Collected data entries
** Start **

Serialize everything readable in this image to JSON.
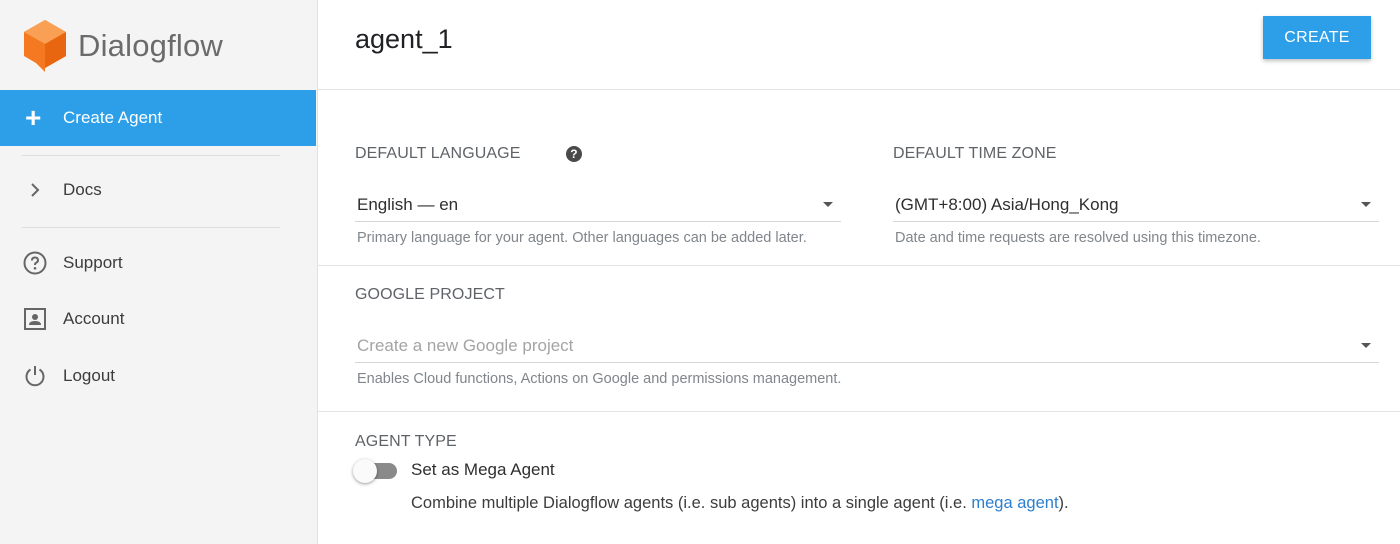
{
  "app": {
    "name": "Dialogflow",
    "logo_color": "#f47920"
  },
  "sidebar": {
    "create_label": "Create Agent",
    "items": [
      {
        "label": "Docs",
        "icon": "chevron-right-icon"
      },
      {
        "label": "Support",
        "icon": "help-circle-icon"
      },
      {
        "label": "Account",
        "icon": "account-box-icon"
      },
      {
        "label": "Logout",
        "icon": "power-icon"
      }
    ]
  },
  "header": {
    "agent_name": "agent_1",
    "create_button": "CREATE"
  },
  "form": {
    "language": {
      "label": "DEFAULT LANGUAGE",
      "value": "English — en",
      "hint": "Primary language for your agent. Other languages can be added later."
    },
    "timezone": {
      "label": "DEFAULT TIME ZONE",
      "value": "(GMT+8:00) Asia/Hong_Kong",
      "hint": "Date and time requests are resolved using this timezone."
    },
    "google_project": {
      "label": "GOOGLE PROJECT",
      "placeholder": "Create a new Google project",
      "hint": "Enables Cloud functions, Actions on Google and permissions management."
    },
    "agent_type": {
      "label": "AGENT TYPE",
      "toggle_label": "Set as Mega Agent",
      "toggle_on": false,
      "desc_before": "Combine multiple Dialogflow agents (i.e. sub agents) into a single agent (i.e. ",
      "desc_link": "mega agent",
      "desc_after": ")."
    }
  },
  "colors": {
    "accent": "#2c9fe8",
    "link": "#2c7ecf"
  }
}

** End **

- _Short problem_
All of the entries above should be copied exactly, except for the pictures.

- _Task answer_
Serialize everything readable in this image to JSON.
{
  "app": {
    "name": "Dialogflow",
    "logo_color": "#f47920"
  },
  "sidebar": {
    "create_label": "Create Agent",
    "items": [
      {
        "label": "Docs",
        "icon": "chevron-right-icon"
      },
      {
        "label": "Support",
        "icon": "help-circle-icon"
      },
      {
        "label": "Account",
        "icon": "account-box-icon"
      },
      {
        "label": "Logout",
        "icon": "power-icon"
      }
    ]
  },
  "header": {
    "agent_name": "agent_1",
    "create_button": "CREATE"
  },
  "form": {
    "language": {
      "label": "DEFAULT LANGUAGE",
      "value": "English — en",
      "hint": "Primary language for your agent. Other languages can be added later."
    },
    "timezone": {
      "label": "DEFAULT TIME ZONE",
      "value": "(GMT+8:00) Asia/Hong_Kong",
      "hint": "Date and time requests are resolved using this timezone."
    },
    "google_project": {
      "label": "GOOGLE PROJECT",
      "placeholder": "Create a new Google project",
      "hint": "Enables Cloud functions, Actions on Google and permissions management."
    },
    "agent_type": {
      "label": "AGENT TYPE",
      "toggle_label": "Set as Mega Agent",
      "toggle_on": false,
      "desc_before": "Combine multiple Dialogflow agents (i.e. sub agents) into a single agent (i.e. ",
      "desc_link": "mega agent",
      "desc_after": ")."
    }
  },
  "colors": {
    "accent": "#2c9fe8",
    "link": "#2c7ecf"
  }
}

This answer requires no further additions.